→ **EXERCISE INSTRUCTIONS**: Reply with one number: how many lines contain the word "title".

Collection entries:
★ ★ ★ ★ ★
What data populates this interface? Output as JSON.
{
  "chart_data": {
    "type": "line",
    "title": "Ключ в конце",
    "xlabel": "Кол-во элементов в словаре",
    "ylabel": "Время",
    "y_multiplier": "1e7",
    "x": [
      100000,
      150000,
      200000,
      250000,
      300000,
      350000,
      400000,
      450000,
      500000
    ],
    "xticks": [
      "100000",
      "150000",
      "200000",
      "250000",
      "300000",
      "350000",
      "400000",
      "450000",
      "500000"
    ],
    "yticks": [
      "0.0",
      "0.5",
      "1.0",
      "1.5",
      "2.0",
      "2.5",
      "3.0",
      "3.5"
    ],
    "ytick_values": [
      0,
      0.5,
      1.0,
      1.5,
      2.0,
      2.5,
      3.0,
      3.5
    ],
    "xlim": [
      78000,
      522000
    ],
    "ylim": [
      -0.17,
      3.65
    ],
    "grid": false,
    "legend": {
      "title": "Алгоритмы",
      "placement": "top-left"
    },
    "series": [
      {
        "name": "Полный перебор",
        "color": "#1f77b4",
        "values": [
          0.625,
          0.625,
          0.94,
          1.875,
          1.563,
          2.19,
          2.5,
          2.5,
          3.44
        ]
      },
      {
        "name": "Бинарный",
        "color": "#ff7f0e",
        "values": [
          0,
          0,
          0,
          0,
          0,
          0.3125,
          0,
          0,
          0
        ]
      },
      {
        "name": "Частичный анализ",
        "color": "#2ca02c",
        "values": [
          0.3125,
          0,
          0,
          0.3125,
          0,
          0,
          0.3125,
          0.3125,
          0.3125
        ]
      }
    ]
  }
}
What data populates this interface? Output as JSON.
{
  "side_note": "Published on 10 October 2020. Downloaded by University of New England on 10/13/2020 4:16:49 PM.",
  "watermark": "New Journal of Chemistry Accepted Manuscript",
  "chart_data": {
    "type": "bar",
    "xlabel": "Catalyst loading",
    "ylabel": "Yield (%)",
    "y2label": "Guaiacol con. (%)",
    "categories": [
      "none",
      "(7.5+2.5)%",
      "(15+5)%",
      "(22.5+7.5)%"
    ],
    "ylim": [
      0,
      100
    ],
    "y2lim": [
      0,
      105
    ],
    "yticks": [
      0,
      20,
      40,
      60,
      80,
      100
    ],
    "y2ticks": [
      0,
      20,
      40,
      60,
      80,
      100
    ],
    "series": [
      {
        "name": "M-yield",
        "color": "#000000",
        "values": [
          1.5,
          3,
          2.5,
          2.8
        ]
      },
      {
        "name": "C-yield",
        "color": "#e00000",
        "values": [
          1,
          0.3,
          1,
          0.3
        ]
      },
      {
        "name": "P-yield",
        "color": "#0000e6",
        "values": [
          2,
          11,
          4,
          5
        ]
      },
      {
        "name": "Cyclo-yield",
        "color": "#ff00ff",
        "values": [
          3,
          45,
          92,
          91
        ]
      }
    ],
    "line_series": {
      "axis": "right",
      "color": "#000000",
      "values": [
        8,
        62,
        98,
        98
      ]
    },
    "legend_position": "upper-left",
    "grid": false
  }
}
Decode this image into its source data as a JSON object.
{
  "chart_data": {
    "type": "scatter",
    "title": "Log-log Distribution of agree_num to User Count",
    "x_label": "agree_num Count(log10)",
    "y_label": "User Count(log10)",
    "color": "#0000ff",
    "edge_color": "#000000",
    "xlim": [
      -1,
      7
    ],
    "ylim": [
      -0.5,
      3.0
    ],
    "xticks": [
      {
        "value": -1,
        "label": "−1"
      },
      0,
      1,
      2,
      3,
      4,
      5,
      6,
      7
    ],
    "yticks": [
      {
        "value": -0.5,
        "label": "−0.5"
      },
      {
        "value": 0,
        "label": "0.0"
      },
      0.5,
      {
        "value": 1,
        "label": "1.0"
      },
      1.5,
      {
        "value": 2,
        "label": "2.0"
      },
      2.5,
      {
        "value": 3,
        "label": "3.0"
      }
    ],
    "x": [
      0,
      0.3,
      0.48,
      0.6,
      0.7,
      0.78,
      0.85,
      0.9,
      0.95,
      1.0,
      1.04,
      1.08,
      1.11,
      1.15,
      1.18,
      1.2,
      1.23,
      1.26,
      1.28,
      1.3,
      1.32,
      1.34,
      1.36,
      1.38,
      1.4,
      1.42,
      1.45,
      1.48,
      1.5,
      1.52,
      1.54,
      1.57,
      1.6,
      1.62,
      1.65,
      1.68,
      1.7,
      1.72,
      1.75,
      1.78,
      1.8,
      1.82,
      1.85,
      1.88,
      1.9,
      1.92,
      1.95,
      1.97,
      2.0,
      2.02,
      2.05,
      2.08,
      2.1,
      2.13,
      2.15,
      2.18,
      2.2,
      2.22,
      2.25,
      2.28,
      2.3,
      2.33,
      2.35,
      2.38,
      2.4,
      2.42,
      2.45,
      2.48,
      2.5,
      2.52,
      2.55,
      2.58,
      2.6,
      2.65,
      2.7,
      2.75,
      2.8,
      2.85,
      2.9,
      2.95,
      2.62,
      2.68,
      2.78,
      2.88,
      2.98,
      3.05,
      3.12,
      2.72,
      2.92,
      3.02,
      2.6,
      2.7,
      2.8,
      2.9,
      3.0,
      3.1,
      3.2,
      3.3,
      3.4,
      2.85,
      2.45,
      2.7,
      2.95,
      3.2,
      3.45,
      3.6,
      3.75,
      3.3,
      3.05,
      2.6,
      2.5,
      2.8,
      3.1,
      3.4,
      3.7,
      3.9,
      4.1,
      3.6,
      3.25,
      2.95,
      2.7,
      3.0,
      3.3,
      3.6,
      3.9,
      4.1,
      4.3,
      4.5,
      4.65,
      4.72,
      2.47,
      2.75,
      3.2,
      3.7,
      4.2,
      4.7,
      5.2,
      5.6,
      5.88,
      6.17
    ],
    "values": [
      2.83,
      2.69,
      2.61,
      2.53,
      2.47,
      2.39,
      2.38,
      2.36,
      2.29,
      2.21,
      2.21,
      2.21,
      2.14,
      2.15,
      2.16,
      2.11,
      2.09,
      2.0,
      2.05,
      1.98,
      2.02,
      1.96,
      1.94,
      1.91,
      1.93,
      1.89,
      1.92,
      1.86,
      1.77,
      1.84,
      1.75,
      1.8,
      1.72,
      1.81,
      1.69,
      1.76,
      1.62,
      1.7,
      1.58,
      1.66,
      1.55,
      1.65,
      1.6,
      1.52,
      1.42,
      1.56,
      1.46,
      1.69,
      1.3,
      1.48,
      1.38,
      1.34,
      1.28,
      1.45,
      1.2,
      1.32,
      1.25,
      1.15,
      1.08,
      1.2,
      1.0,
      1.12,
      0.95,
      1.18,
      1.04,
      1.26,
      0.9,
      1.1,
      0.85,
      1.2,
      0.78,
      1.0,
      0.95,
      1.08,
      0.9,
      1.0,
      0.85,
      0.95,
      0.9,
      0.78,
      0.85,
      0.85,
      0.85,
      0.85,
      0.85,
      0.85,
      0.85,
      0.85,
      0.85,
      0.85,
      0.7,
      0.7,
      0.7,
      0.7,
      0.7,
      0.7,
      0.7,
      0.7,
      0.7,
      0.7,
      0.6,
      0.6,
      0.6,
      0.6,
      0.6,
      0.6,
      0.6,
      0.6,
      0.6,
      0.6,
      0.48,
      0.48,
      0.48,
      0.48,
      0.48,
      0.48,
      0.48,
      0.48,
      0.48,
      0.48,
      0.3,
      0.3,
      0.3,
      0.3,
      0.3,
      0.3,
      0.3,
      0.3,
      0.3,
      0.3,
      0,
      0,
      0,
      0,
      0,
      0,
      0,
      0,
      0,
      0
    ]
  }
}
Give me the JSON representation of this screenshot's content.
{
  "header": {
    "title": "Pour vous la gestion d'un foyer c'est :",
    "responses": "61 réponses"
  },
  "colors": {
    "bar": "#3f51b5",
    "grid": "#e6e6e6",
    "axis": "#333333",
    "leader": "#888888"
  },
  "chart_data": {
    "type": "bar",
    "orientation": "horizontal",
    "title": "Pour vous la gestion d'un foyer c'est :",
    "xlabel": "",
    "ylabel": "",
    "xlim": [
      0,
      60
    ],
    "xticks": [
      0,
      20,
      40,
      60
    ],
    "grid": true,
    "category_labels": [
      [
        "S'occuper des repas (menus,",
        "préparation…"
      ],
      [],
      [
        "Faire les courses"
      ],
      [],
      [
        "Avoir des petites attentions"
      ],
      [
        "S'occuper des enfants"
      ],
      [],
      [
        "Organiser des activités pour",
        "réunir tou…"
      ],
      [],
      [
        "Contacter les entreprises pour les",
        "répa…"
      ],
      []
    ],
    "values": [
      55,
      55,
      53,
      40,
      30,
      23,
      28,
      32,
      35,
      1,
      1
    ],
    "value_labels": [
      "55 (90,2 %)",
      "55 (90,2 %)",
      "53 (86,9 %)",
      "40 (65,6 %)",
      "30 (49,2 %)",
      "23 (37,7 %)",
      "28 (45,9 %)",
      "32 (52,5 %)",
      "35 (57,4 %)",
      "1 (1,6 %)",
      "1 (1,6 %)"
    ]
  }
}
★ ★ ★ ★ ★
→ **OUTPUT**: 5